(Records that describe figures)
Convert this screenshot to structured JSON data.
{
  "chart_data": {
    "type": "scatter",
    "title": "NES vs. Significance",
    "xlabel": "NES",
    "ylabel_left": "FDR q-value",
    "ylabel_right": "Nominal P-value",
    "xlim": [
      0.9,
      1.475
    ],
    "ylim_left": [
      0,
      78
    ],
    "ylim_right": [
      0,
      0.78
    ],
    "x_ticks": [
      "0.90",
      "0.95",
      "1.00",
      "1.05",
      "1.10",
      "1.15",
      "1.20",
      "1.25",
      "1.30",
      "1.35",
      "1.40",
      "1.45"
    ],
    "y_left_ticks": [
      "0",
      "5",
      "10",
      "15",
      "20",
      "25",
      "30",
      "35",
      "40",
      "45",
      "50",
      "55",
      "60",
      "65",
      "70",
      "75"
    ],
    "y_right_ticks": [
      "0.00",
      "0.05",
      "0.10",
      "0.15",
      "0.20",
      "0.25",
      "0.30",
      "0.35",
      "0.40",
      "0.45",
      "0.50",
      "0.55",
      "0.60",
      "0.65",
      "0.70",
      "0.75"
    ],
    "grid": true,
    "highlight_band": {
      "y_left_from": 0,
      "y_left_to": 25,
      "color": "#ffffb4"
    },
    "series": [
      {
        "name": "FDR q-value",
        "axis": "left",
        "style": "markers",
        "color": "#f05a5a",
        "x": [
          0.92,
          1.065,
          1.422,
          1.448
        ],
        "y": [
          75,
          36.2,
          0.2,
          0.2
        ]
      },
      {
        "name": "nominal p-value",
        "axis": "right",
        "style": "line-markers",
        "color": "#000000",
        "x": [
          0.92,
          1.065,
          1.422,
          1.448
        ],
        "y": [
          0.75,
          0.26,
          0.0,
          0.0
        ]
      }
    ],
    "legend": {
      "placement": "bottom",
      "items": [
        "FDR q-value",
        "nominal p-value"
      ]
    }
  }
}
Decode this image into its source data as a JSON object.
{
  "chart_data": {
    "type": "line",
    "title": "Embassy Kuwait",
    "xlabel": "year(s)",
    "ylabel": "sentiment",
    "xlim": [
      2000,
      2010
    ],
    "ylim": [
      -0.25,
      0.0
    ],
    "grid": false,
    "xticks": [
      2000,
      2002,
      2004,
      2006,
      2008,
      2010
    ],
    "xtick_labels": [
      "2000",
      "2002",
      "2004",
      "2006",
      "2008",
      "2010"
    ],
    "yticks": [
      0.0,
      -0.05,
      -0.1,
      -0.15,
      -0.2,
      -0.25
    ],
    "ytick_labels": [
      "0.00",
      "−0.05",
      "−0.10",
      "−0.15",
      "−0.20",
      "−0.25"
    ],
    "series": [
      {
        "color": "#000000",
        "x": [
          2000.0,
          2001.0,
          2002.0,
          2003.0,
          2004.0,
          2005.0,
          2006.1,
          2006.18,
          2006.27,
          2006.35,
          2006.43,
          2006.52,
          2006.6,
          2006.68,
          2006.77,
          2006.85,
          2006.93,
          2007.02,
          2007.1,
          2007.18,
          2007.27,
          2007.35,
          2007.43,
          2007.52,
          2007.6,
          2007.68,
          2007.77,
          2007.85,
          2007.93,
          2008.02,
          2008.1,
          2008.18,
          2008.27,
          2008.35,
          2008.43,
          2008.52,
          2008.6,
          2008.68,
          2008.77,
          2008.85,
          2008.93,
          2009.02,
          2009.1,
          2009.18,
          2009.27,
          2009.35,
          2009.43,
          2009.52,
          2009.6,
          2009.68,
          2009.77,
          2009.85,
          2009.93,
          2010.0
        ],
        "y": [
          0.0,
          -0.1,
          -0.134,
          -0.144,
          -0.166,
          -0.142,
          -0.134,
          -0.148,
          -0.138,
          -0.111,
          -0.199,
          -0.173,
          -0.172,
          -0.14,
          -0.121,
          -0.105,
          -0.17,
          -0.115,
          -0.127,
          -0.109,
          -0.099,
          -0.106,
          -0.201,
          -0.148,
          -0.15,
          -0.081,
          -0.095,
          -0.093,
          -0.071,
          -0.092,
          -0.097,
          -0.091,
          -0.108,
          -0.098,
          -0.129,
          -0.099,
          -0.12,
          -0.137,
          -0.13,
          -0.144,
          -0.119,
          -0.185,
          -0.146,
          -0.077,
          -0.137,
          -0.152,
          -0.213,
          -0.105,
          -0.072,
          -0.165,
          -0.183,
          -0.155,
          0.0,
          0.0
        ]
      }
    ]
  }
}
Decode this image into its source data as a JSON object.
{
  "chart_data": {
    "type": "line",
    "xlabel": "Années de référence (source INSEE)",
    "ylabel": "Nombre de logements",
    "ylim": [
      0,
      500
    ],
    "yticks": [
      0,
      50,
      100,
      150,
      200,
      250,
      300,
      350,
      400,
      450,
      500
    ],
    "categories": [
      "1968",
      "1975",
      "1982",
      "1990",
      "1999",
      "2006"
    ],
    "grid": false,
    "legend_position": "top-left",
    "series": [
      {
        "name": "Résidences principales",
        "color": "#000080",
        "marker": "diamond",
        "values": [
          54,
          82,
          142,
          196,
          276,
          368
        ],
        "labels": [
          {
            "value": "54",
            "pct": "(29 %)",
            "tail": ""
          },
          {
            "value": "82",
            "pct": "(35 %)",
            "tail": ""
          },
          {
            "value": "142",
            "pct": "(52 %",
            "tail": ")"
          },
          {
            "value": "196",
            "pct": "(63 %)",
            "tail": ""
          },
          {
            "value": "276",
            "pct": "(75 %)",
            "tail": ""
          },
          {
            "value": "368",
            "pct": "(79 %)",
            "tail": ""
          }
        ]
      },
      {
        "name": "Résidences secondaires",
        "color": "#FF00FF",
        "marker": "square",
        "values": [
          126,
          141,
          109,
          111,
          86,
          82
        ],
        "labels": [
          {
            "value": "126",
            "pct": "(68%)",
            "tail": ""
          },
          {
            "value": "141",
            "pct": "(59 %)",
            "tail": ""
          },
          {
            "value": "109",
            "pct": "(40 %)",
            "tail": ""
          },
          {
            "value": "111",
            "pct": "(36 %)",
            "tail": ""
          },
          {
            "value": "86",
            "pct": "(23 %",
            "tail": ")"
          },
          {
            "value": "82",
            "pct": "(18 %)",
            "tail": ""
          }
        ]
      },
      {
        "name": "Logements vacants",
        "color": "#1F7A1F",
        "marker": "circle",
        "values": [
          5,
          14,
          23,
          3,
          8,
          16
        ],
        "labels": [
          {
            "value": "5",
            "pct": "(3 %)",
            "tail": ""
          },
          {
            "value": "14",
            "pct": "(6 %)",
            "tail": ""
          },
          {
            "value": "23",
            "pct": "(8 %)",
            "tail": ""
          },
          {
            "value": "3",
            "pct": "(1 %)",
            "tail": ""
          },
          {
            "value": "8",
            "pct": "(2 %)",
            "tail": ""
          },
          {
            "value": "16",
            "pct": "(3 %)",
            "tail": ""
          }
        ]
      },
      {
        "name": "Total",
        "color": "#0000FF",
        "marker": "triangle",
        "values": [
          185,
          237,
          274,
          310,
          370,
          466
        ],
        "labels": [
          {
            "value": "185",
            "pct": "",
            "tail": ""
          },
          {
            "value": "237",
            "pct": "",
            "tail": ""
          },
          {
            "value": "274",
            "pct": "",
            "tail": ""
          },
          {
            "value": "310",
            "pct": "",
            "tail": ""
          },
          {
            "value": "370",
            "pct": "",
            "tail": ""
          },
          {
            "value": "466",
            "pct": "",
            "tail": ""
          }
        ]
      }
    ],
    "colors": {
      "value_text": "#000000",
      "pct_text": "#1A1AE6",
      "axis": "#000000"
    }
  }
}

### Given exercise
Copy every line from the records above that contains the word "xlabel".

### Solution to this problem
    "xlabel": "NES",
    "xlabel": "year(s)",
    "xlabel": "Années de référence (source INSEE)",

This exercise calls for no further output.